Source text:

Utah Code Ann. § 61-1-22(1), (3).
The version of section 61-1-22 quoted in the text reflects a clarifying amendment made in 1990. See Utah Uniform Securities Act Amendments, ch. 133, § 15, 1990 Utah Laws 456, 470. Prior to 1990, section 61-1-22 read in relevant part as follows:
(1) Any person who . . . offers, sells, or purchases a security by means of any untrue statement of a material fact or any omission to state a material fact necessary in order to make the statements made, in the light of the circumstances under which they are made, not misleading, the buyer not knowing of the untruth or omission, and who does not sustain the burden of proof that he did not know, and in the exercise of reasonable care could not have known, of the untruth or omission, is liable to the person selling the security to or buying the security from him, who may sue either at law or in equity to recover the consideration paid for the security. . . .
Utah Code Ann. § 61-1-22 (1989). The parties in the instant case agree that the 1990 amendment was intended to clarify, not to alter, their substantive rights under the earlier version of the statute. Because amendments which merely clarify existing law are applied retroactively, State, Department of Social Servs. v. Higgs, 656 P.2d 998, 1001 (Utah 1982), the current version of section 61-1-22 governs this dispute.
The terms of these provisions contain no requirement that a plaintiff prove reliance to recover. As applied to the facts alleged in this case, the plain language requires that (i) defendants, in connection with the offer or sale of a security, either made an untrue statement of a material fact or omitted to state a material fact, Utah Code Ann. §§ 61-1-1(2), -22(1); (ii) plaintiffs did not know of the untruth or omission, Utah Code Ann. § 61-1-22(3); and (iii) defendants knew or in the exercise of reasonable care could have learned of the untruth or omission. Id. The second element is the only one which relates to a plaintiffs state of mind, and it requires only that the plaintiff did not know of the untruth or omission; the statute says nothing about reliance. The fact that the legislature plainly articulated a plaintiff's required state of mind but was silent as to whether the plaintiff must have relied on the untruth or omission to recover clearly indicates that the legislature did not intend to adopt a reliance requirement.
Defendants, however, ask us to look beyond the plain language of sections 61-1-1(2) and -22 and to read a reliance requirement into the Utah Act. They argue (i) that in S F. Supply Co. v. Hunter, 527 P.2d 217 (Utah 1974), this court interpreted the pre-1990 version of section 61-1-22 as requiring purchaser reliance and the legislature manifested its intent to adopt S F. Supply's interpretation when it amended section 61-1-22 in 1990 but left intact the portion of the statute upon which the S F. Supply court relied in inferring a reliance requirement; and alternatively (ii) that section 61-1-22's express private cause of action for violation of section 61-1-1(2) should be interpreted as including the same elements as the federal implied private cause of action for violation of section 10(b) of the Securities Exchange Act of 1934 ("1934 Act") and Securities and Exchange Commission ("SEC") rule 10b-5(b) promulgated thereunder. We reject both arguments.

Listed records:
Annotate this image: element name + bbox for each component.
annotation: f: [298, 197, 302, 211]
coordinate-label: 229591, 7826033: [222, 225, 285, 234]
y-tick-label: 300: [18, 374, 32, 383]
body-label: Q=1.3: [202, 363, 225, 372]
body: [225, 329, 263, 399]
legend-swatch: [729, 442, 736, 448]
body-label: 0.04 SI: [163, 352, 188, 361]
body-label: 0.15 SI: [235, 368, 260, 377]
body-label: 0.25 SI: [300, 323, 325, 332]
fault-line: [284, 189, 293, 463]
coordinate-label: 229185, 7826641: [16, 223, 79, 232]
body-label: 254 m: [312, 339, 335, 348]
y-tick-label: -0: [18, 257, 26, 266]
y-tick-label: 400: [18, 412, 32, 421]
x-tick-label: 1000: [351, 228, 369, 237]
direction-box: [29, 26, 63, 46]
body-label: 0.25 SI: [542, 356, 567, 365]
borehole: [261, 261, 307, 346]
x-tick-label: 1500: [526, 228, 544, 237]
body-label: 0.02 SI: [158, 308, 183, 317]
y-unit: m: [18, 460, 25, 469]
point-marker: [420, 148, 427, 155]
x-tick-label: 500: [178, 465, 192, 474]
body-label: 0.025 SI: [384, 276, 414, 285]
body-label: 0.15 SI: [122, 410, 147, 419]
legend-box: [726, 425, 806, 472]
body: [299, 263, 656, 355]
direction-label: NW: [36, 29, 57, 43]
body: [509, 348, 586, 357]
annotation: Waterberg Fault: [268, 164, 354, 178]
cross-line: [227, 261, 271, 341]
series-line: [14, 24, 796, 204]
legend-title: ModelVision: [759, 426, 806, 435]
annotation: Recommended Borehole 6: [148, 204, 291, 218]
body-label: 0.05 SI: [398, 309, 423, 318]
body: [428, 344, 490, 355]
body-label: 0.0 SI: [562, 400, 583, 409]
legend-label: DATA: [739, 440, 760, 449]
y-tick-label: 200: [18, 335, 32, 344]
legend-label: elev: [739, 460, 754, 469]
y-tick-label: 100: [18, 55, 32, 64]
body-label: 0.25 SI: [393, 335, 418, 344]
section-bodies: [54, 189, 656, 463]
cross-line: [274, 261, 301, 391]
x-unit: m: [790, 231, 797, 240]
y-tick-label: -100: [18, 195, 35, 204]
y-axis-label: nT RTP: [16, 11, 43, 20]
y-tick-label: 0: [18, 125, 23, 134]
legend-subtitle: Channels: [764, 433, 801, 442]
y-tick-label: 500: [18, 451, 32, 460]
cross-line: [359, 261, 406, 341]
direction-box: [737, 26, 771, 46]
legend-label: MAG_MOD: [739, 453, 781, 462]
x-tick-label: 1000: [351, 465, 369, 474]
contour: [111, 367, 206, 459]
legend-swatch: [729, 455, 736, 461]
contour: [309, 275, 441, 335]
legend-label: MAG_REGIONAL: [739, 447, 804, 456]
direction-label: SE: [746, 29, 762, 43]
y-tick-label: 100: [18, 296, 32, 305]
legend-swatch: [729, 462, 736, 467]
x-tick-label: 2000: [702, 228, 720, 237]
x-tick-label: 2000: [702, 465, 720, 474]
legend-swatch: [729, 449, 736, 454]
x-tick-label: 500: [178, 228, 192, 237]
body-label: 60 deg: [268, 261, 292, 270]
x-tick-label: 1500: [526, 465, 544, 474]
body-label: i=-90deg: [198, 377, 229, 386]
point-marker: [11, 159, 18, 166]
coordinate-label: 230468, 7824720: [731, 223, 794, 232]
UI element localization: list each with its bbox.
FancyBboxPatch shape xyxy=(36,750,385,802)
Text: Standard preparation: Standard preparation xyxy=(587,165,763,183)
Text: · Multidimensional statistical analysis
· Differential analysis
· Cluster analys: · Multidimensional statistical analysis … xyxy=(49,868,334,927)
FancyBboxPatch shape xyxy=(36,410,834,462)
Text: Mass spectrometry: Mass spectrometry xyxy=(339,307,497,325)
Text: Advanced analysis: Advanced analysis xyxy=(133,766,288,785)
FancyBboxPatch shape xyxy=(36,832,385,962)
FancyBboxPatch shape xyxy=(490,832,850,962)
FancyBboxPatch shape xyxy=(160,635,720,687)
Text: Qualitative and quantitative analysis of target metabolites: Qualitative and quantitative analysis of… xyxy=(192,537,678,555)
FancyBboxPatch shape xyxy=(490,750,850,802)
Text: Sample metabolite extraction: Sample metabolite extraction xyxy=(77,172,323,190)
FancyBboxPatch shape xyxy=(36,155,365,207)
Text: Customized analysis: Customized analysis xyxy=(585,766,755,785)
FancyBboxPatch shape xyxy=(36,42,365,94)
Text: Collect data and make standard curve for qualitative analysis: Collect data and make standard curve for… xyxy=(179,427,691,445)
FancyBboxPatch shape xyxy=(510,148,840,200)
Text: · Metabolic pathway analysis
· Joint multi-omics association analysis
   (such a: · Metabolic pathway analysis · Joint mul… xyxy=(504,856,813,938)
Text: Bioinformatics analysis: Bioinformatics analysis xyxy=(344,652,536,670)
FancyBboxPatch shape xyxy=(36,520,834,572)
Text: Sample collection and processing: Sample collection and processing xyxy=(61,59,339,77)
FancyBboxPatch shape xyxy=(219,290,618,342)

Exercises to complete:
(a) Reproduce the entries from the first line through the line holding "body-label: 0.25 SI: [542, 356, 567, 365]", inclusive, substituting "y-axis-tick" for every "y-tick-label" and leaving everything else unchanged.
(b) Continue the text on reliance under the Utah Uniform Securities Act from the point at which it stops.
The entries bear no relation to the text.

Answers in order:
(a)
Annotate this image: element name + bbox for each component.
annotation: f: [298, 197, 302, 211]
coordinate-label: 229591, 7826033: [222, 225, 285, 234]
y-axis-tick: 300: [18, 374, 32, 383]
body-label: Q=1.3: [202, 363, 225, 372]
body: [225, 329, 263, 399]
legend-swatch: [729, 442, 736, 448]
body-label: 0.04 SI: [163, 352, 188, 361]
body-label: 0.15 SI: [235, 368, 260, 377]
body-label: 0.25 SI: [300, 323, 325, 332]
fault-line: [284, 189, 293, 463]
coordinate-label: 229185, 7826641: [16, 223, 79, 232]
body-label: 254 m: [312, 339, 335, 348]
y-axis-tick: -0: [18, 257, 26, 266]
y-axis-tick: 400: [18, 412, 32, 421]
x-tick-label: 1000: [351, 228, 369, 237]
direction-box: [29, 26, 63, 46]
body-label: 0.25 SI: [542, 356, 567, 365]

(b)
Defendants first argue that the legislature should be presumed to have adopted S F. Supply's interpretation of section 61-1-22 because the legislature amended that section in 1990 but did not alter its requirement that a purchaser did not know of the untruth or omission which, defendants contend, was the basis for S F. Supply's imposition of a reliance requirement. See American Coal Co. v. Sandstrom, 689 P.2d 1, 3 (Utah 1984) ("Where the legislature amends a portion of a statute, leaving other portions unamended, . . . absent substantial evidence to the contrary, the legislature is presumed to have been satisfied with prior judicial constructions of the unaltered portions of the statute and to have adopted those constructions as consistent with its own intent."). In making this argument, however, defendants mischaracterize this court's decision in S F. Supply. The court's ultimate conclusion in S F. Supply was that a buyer of securities could not recover under the pre-1990 version of section 61-1-22 unless the buyer exercised "reasonable care and prudence under the circumstances." S F. Supply, 527 P.2d at 222. In reaching this conclusion, the court reasoned:
[T]he statute cannot fairly be understood as meaning that a buyer can naively or blindly purchase stocks without concern for the truth or reasonableness of representations made, then if it later develops that it would serve his interest, assert a claim of falsity of a representation about which he previously had no concern, and upon which he placed no reliance, as a basis for avoiding his contract. This is fairly deducible from the . . . clause in the statute [exempting sellers from liability if the purchaser knew of the untruth or omission].
Id. at 221.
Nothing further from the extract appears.